Exercise material:
⟨
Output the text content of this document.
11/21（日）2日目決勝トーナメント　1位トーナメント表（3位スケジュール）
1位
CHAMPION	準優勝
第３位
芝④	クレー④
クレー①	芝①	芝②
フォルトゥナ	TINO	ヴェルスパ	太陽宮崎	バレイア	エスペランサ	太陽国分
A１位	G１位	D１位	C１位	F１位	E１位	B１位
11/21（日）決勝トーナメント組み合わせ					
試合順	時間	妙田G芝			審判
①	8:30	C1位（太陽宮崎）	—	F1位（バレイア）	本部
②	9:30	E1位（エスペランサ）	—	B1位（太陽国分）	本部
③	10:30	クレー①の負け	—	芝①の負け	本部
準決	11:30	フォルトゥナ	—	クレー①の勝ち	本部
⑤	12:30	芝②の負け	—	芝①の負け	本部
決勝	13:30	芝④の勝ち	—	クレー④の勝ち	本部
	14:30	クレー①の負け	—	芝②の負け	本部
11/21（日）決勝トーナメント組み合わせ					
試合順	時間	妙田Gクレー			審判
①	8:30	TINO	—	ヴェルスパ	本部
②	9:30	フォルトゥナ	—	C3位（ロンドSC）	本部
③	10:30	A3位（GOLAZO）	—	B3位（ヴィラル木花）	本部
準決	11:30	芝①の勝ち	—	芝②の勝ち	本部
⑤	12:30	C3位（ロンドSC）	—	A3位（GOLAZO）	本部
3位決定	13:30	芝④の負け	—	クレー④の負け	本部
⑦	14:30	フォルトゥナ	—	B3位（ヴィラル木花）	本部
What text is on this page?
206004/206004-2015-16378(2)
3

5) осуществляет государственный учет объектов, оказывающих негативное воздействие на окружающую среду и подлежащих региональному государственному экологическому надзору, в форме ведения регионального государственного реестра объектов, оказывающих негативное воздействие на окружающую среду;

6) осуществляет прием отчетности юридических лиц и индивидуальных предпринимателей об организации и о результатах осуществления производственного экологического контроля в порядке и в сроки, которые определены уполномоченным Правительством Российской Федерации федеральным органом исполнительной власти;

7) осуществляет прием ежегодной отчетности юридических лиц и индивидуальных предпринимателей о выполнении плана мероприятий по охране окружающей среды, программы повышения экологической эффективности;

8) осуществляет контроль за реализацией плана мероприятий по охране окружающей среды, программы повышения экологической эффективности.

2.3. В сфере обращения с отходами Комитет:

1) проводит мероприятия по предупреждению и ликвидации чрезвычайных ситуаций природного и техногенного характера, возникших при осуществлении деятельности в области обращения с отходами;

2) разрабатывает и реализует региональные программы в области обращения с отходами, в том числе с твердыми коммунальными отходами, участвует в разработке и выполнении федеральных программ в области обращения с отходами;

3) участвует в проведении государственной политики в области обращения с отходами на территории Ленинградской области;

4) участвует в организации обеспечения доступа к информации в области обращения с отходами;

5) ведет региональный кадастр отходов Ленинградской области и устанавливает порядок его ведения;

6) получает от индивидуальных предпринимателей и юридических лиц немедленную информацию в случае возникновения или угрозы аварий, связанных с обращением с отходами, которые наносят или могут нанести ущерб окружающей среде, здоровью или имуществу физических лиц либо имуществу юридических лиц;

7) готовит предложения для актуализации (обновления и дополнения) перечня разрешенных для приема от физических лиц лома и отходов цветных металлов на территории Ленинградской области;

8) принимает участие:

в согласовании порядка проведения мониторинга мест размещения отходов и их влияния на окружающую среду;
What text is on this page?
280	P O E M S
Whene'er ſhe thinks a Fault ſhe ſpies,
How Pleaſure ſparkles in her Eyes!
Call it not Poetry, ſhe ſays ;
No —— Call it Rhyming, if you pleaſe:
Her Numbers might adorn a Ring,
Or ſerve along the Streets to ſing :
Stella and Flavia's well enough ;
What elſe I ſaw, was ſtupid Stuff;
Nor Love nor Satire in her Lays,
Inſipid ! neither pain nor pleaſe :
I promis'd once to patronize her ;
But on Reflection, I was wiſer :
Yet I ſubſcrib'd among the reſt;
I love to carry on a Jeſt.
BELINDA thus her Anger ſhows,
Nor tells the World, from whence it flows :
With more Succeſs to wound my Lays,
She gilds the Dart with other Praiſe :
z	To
⟩
Work to be completed: Among the entries above, how many lines hold the word "フォルトゥナ"? Reply with only that number.

Completed exercise: 4